[Data for this exercise start]
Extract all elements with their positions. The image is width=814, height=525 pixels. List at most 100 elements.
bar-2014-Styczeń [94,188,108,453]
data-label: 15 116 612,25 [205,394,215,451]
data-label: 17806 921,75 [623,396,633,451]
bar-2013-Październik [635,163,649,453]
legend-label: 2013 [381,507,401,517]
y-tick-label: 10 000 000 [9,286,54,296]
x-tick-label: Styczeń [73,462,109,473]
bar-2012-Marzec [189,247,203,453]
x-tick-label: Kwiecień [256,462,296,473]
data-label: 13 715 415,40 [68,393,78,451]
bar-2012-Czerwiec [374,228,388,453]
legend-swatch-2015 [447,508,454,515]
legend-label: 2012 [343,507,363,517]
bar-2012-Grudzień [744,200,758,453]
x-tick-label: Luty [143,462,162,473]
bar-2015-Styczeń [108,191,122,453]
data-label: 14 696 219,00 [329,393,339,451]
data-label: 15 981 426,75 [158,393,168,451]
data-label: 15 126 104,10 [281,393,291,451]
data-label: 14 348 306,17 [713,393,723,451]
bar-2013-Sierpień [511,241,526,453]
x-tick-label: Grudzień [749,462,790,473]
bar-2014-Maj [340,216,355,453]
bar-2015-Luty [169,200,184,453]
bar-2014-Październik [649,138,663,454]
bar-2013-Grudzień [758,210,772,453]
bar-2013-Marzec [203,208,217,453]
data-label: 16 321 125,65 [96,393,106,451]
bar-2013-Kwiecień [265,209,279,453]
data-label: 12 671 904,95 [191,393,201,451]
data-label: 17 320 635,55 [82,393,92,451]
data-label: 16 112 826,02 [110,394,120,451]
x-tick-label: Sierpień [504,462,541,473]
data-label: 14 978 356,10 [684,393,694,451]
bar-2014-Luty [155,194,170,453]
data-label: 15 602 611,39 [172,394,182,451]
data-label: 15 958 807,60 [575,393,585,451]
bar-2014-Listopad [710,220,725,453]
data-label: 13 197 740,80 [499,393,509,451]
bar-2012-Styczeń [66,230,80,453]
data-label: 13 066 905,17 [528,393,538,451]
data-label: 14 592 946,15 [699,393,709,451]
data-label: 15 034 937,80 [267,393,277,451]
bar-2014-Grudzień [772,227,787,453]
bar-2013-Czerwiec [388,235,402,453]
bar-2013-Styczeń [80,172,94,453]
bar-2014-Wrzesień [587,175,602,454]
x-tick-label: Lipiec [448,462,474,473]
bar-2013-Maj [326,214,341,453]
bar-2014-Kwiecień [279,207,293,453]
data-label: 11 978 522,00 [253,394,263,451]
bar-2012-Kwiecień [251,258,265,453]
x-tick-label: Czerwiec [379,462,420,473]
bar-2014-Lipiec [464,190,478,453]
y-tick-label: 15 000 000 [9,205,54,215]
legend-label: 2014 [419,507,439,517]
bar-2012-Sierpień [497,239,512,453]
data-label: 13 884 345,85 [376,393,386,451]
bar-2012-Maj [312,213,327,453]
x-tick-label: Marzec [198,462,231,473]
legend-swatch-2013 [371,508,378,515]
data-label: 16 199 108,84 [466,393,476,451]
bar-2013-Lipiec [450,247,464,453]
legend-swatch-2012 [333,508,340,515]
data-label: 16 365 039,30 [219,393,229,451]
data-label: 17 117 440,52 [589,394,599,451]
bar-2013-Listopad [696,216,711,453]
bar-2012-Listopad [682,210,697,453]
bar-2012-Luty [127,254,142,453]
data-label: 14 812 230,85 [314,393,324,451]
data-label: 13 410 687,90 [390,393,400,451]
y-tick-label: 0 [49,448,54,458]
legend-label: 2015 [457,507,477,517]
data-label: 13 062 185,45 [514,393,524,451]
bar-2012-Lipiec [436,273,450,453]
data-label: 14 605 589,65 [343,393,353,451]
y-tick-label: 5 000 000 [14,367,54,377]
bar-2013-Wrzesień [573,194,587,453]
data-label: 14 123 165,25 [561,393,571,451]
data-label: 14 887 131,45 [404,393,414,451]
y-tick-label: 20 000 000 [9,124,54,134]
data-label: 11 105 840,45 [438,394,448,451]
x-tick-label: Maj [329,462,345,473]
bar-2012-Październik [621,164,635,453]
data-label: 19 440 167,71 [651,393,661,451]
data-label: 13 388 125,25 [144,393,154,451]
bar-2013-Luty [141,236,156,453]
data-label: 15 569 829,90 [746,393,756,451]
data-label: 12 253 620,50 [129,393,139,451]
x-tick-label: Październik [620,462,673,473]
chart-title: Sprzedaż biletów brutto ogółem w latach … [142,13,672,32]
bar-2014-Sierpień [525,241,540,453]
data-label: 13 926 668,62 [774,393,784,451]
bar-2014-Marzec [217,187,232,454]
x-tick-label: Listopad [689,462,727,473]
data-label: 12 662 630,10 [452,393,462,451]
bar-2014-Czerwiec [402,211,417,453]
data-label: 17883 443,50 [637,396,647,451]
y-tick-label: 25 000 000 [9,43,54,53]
[Data for this exercise end]
**Task objective**
Return every line of the records above, unchanged and in the same order.

**Exercise answer**
Extract all elements with their positions. The image is width=814, height=525 pixels. List at most 100 elements.
bar-2014-Styczeń [94,188,108,453]
data-label: 15 116 612,25 [205,394,215,451]
data-label: 17806 921,75 [623,396,633,451]
bar-2013-Październik [635,163,649,453]
legend-label: 2013 [381,507,401,517]
y-tick-label: 10 000 000 [9,286,54,296]
x-tick-label: Styczeń [73,462,109,473]
bar-2012-Marzec [189,247,203,453]
x-tick-label: Kwiecień [256,462,296,473]
data-label: 13 715 415,40 [68,393,78,451]
bar-2012-Czerwiec [374,228,388,453]
legend-swatch-2015 [447,508,454,515]
legend-label: 2012 [343,507,363,517]
bar-2012-Grudzień [744,200,758,453]
x-tick-label: Luty [143,462,162,473]
bar-2015-Styczeń [108,191,122,453]
data-label: 14 696 219,00 [329,393,339,451]
data-label: 15 981 426,75 [158,393,168,451]
data-label: 15 126 104,10 [281,393,291,451]
data-label: 14 348 306,17 [713,393,723,451]
bar-2013-Sierpień [511,241,526,453]
x-tick-label: Grudzień [749,462,790,473]
bar-2014-Maj [340,216,355,453]
bar-2015-Luty [169,200,184,453]
bar-2014-Październik [649,138,663,454]
bar-2013-Grudzień [758,210,772,453]
bar-2013-Marzec [203,208,217,453]
data-label: 16 321 125,65 [96,393,106,451]
bar-2013-Kwiecień [265,209,279,453]
data-label: 12 671 904,95 [191,393,201,451]
data-label: 17 320 635,55 [82,393,92,451]
data-label: 16 112 826,02 [110,394,120,451]
x-tick-label: Sierpień [504,462,541,473]
data-label: 14 978 356,10 [684,393,694,451]
bar-2014-Luty [155,194,170,453]
data-label: 15 602 611,39 [172,394,182,451]
data-label: 15 958 807,60 [575,393,585,451]
bar-2014-Listopad [710,220,725,453]
data-label: 13 197 740,80 [499,393,509,451]
bar-2012-Styczeń [66,230,80,453]
data-label: 13 066 905,17 [528,393,538,451]
data-label: 14 592 946,15 [699,393,709,451]
data-label: 15 034 937,80 [267,393,277,451]
bar-2014-Grudzień [772,227,787,453]
bar-2013-Czerwiec [388,235,402,453]
bar-2013-Styczeń [80,172,94,453]
bar-2014-Wrzesień [587,175,602,454]
x-tick-label: Lipiec [448,462,474,473]
bar-2013-Maj [326,214,341,453]
bar-2014-Kwiecień [279,207,293,453]
data-label: 11 978 522,00 [253,394,263,451]
bar-2012-Kwiecień [251,258,265,453]
x-tick-label: Czerwiec [379,462,420,473]
bar-2014-Lipiec [464,190,478,453]
y-tick-label: 15 000 000 [9,205,54,215]
legend-label: 2014 [419,507,439,517]
bar-2012-Sierpień [497,239,512,453]
data-label: 13 884 345,85 [376,393,386,451]
bar-2012-Maj [312,213,327,453]
x-tick-label: Marzec [198,462,231,473]
legend-swatch-2013 [371,508,378,515]
data-label: 16 199 108,84 [466,393,476,451]
bar-2013-Lipiec [450,247,464,453]
legend-swatch-2012 [333,508,340,515]
data-label: 16 365 039,30 [219,393,229,451]
data-label: 17 117 440,52 [589,394,599,451]
bar-2013-Listopad [696,216,711,453]
bar-2012-Listopad [682,210,697,453]
bar-2012-Luty [127,254,142,453]
data-label: 14 812 230,85 [314,393,324,451]
data-label: 13 410 687,90 [390,393,400,451]
y-tick-label: 0 [49,448,54,458]
legend-label: 2015 [457,507,477,517]
data-label: 13 062 185,45 [514,393,524,451]
bar-2012-Lipiec [436,273,450,453]
data-label: 14 605 589,65 [343,393,353,451]
y-tick-label: 5 000 000 [14,367,54,377]
bar-2013-Wrzesień [573,194,587,453]
data-label: 14 123 165,25 [561,393,571,451]
data-label: 14 887 131,45 [404,393,414,451]
y-tick-label: 20 000 000 [9,124,54,134]
data-label: 11 105 840,45 [438,394,448,451]
x-tick-label: Maj [329,462,345,473]
bar-2012-Październik [621,164,635,453]
data-label: 19 440 167,71 [651,393,661,451]
data-label: 13 388 125,25 [144,393,154,451]
bar-2013-Luty [141,236,156,453]
data-label: 15 569 829,90 [746,393,756,451]
data-label: 12 253 620,50 [129,393,139,451]
x-tick-label: Październik [620,462,673,473]
chart-title: Sprzedaż biletów brutto ogółem w latach … [142,13,672,32]
bar-2014-Sierpień [525,241,540,453]
data-label: 13 926 668,62 [774,393,784,451]
bar-2014-Marzec [217,187,232,454]
x-tick-label: Listopad [689,462,727,473]
data-label: 12 662 630,10 [452,393,462,451]
bar-2014-Czerwiec [402,211,417,453]
data-label: 17883 443,50 [637,396,647,451]
y-tick-label: 25 000 000 [9,43,54,53]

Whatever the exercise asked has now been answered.